Tally the lines that contain the string "наркологической" and state that total without comment.

**EXCERPTED DATA:**
* * *
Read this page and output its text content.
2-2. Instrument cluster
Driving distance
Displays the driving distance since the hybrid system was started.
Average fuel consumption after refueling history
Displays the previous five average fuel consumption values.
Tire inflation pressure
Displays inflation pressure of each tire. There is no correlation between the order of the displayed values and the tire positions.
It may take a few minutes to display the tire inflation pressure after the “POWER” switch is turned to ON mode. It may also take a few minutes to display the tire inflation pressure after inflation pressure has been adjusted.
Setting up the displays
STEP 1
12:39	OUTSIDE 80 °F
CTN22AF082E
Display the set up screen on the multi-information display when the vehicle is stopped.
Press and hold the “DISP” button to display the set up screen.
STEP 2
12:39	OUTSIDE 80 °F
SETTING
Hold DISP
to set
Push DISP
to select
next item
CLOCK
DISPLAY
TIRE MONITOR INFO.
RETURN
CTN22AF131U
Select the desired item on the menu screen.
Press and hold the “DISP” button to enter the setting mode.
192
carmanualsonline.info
* * *
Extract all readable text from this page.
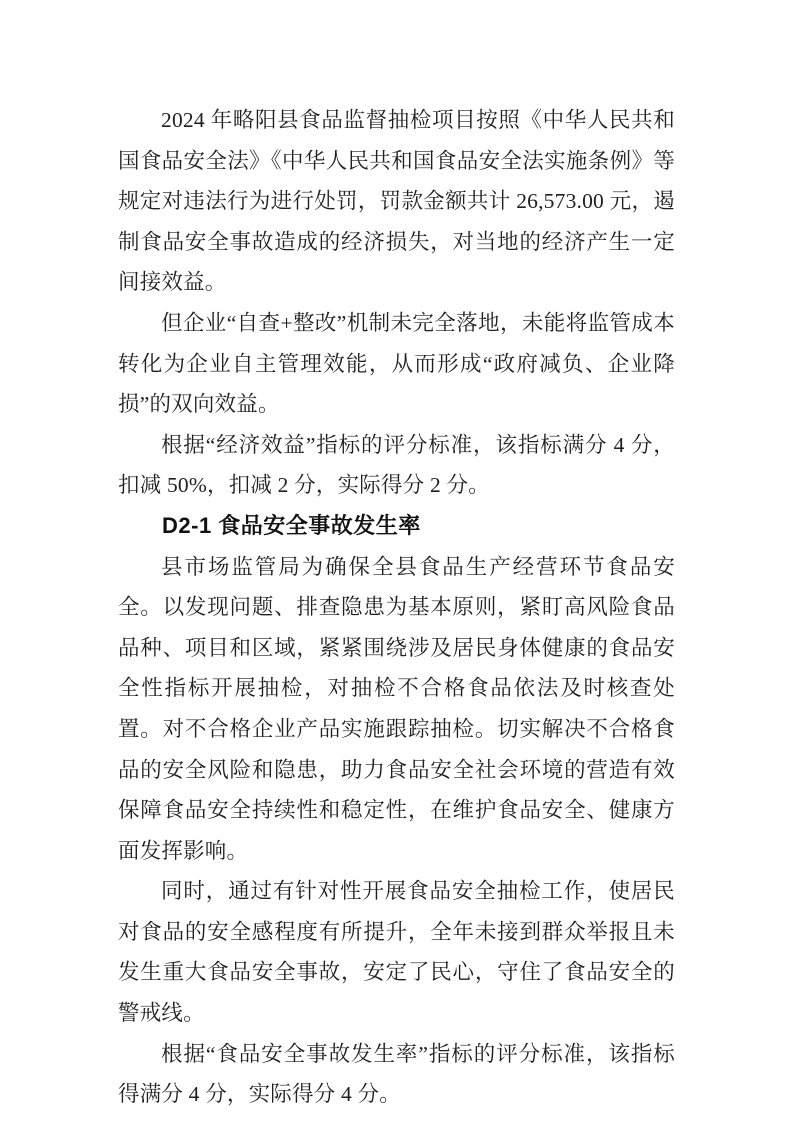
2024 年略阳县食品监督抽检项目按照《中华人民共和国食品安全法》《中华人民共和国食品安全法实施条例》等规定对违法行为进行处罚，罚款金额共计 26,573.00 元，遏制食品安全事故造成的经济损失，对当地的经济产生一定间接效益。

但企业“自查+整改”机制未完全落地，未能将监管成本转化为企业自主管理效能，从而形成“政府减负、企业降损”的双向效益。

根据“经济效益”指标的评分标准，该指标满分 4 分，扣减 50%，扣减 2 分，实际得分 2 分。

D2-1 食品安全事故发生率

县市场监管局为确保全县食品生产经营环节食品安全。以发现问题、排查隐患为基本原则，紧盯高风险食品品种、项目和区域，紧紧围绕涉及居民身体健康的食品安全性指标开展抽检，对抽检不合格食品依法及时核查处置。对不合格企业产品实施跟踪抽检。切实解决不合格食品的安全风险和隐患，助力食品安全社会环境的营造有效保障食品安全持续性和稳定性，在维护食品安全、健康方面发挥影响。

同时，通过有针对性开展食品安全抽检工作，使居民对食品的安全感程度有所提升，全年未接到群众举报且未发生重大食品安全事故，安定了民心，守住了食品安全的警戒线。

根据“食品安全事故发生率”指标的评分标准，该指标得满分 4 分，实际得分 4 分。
* * *
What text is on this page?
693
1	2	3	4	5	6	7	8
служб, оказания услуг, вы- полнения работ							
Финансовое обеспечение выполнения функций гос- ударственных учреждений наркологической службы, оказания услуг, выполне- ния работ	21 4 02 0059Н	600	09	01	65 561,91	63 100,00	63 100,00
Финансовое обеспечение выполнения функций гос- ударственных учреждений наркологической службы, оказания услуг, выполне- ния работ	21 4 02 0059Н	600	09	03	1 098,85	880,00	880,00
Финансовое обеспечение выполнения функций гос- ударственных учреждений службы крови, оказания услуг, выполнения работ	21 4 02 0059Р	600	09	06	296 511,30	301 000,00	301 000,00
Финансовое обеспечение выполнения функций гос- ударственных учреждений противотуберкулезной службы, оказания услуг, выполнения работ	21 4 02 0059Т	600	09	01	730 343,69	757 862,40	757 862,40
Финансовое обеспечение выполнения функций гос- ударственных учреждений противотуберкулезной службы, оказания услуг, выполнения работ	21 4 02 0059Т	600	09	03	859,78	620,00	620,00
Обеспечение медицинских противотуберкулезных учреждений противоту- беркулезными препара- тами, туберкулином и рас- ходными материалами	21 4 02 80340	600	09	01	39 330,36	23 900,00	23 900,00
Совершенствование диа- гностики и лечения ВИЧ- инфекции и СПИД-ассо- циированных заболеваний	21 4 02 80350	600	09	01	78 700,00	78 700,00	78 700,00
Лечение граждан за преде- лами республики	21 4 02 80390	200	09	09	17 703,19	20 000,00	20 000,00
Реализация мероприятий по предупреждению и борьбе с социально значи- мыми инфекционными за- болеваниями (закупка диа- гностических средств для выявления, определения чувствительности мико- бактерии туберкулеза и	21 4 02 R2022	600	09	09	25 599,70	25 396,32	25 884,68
* * *
**SOLVED PROBLEM:** 2